Rename "brand-logo-area" to "logo-region" in the lines below, starting at the line that has "List every element" and stopping after the line that has "volume-knob-label: VOL bbox=[34, 178, 65, 194]". Reproduce only those lines and leave everything else in them unchanged.
+++ Working data +++
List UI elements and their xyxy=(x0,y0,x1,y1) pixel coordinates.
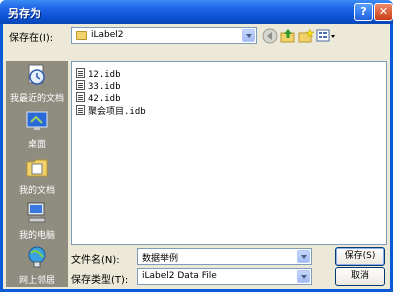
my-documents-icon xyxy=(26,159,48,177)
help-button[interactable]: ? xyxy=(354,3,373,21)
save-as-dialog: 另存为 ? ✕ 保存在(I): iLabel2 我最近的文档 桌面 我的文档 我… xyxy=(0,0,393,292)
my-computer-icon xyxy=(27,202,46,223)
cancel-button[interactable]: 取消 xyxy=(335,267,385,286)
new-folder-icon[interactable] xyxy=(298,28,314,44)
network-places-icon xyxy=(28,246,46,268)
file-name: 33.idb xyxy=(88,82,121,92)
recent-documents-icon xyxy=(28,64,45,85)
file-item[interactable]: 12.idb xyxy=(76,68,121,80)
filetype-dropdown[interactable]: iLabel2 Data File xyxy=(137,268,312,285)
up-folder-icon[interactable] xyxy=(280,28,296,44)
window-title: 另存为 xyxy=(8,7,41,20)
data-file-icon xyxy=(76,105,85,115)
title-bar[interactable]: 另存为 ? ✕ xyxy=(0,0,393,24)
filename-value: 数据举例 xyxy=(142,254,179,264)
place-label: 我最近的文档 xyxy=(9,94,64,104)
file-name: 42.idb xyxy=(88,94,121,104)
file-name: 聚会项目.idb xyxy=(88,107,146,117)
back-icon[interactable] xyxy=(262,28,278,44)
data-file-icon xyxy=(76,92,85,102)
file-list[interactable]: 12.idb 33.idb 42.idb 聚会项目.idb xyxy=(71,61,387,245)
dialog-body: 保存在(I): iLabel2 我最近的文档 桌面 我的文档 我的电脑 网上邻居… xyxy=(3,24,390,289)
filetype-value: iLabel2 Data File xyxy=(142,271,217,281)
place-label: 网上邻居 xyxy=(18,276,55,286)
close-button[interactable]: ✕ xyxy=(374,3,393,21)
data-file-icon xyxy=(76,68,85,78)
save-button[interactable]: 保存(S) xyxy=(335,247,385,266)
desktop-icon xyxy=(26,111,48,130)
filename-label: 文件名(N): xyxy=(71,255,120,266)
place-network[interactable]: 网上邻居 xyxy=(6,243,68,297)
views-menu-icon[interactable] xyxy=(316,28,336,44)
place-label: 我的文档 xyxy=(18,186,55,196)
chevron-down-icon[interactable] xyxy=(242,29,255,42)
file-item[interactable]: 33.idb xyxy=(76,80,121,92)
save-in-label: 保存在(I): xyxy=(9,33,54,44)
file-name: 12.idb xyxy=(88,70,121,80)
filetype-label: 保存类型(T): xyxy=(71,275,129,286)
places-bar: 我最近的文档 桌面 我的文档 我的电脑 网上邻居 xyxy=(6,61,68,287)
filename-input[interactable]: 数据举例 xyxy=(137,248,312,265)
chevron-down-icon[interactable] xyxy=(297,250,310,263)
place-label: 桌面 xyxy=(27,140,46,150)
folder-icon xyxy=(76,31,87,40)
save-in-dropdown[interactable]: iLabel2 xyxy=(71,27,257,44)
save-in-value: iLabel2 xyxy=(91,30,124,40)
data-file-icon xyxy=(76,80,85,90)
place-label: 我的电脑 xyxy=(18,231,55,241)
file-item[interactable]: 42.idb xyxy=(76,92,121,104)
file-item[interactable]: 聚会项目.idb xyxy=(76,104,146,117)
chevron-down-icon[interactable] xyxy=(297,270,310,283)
+++
+++ Working data +++
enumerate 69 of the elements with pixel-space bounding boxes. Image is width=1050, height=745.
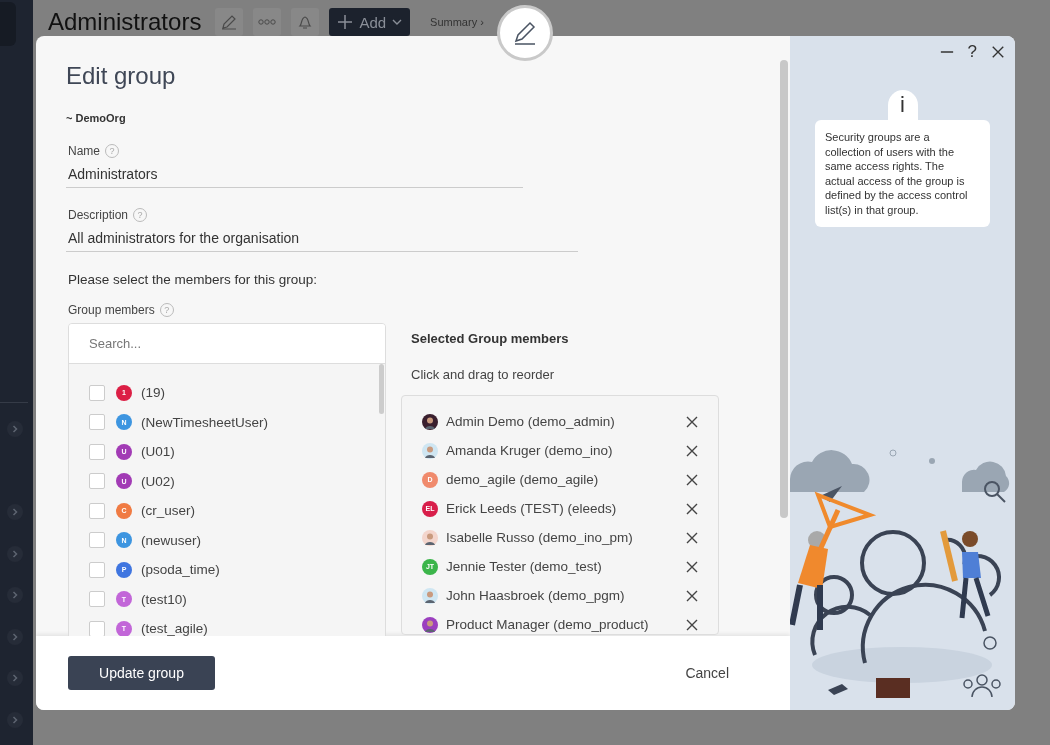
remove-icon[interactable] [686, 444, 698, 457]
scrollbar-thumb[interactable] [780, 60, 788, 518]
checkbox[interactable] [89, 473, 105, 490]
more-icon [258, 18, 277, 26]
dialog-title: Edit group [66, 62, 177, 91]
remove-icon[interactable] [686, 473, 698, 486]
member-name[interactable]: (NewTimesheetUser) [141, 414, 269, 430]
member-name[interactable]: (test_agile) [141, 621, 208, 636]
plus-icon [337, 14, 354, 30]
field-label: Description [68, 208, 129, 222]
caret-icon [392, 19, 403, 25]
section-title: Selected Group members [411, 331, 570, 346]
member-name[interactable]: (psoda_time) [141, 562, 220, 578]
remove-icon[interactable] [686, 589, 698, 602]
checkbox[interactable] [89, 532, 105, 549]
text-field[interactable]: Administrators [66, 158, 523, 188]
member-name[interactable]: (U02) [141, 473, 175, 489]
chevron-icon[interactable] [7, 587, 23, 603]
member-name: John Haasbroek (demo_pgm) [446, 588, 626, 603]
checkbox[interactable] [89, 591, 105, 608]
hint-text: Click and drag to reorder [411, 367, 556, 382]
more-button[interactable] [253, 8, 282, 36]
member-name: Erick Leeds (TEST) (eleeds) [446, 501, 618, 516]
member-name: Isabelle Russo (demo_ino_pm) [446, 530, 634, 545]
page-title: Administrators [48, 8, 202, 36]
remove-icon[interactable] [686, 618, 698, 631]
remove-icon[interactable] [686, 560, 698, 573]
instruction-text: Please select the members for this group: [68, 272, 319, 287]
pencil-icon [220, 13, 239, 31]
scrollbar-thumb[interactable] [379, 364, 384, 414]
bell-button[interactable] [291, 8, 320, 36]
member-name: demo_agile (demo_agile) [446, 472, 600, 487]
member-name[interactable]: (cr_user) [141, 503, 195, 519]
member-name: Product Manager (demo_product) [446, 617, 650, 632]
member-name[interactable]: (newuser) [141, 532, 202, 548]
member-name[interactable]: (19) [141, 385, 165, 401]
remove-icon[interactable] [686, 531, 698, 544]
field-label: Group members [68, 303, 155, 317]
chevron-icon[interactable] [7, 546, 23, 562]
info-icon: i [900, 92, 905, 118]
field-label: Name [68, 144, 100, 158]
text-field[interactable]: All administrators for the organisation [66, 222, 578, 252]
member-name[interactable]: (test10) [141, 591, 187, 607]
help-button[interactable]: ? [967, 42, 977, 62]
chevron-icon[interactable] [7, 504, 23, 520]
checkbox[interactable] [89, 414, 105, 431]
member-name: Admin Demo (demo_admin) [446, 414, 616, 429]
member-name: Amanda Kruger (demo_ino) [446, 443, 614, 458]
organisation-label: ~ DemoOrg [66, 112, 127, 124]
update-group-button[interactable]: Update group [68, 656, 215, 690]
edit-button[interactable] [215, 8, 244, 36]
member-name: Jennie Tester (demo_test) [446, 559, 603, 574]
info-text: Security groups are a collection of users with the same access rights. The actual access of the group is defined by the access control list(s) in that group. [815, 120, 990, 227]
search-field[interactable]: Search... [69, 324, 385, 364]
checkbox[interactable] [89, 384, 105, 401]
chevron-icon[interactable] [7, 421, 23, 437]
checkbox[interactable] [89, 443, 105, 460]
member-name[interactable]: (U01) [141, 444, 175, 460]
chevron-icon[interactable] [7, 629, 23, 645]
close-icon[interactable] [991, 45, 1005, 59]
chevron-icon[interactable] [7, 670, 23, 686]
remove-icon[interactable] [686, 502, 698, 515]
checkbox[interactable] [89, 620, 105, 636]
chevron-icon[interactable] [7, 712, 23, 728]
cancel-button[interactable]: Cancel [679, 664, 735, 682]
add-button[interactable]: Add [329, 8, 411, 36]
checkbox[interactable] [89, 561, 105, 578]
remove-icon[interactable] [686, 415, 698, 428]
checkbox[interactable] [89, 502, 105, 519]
+++
+++ Working data +++
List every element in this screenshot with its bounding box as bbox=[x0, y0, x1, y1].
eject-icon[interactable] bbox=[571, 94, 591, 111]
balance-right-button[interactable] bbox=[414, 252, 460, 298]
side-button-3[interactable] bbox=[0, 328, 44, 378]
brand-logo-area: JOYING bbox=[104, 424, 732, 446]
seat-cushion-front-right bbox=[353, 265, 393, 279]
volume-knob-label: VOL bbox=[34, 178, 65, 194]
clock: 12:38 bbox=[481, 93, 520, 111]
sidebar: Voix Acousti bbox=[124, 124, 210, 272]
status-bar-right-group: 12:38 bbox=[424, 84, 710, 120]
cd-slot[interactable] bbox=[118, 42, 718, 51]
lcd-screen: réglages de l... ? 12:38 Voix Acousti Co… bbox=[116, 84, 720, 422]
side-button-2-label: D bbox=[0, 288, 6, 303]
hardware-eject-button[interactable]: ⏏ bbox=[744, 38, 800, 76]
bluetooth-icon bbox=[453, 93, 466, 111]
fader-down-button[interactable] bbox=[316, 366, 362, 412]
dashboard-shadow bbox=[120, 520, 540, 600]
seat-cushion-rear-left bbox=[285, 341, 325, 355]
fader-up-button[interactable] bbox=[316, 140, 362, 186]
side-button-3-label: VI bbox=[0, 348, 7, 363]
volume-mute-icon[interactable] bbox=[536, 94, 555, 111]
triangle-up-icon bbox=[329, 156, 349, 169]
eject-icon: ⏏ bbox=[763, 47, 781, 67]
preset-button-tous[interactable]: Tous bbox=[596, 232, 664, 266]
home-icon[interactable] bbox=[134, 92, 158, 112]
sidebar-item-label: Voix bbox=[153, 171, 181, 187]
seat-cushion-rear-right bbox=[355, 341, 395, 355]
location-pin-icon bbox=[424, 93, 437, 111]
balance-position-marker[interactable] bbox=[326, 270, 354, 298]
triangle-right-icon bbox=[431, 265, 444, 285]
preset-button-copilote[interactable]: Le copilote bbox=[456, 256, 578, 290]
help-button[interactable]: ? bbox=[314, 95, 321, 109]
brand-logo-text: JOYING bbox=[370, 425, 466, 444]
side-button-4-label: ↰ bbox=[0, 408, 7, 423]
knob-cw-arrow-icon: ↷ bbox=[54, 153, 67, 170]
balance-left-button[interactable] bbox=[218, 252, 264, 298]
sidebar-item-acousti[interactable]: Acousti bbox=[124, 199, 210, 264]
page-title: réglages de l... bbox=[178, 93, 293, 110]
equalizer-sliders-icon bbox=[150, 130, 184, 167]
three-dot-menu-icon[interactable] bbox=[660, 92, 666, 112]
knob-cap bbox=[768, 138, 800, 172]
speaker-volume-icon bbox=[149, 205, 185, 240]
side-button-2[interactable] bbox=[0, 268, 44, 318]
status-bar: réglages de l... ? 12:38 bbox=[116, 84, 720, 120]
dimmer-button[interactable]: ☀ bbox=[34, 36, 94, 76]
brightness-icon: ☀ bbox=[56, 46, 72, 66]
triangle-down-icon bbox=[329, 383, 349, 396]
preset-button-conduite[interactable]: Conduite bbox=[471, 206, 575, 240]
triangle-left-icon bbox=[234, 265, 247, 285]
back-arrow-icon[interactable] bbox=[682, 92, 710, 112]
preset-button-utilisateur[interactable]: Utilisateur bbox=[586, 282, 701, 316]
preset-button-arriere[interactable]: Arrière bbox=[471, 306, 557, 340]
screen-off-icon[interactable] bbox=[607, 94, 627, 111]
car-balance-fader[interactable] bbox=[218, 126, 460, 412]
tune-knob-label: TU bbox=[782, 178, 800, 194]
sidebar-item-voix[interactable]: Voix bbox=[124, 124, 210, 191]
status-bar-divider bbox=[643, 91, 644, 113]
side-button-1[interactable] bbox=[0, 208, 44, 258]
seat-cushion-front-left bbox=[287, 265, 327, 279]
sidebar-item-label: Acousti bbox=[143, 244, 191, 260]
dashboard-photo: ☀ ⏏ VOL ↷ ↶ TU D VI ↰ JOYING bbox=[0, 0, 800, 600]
+++
Answer to this task:
List every element in this screenshot with its bounding box as bbox=[x0, y0, x1, y1].
eject-icon[interactable] bbox=[571, 94, 591, 111]
balance-right-button[interactable] bbox=[414, 252, 460, 298]
side-button-3[interactable] bbox=[0, 328, 44, 378]
logo-region: JOYING bbox=[104, 424, 732, 446]
seat-cushion-front-right bbox=[353, 265, 393, 279]
volume-knob-label: VOL bbox=[34, 178, 65, 194]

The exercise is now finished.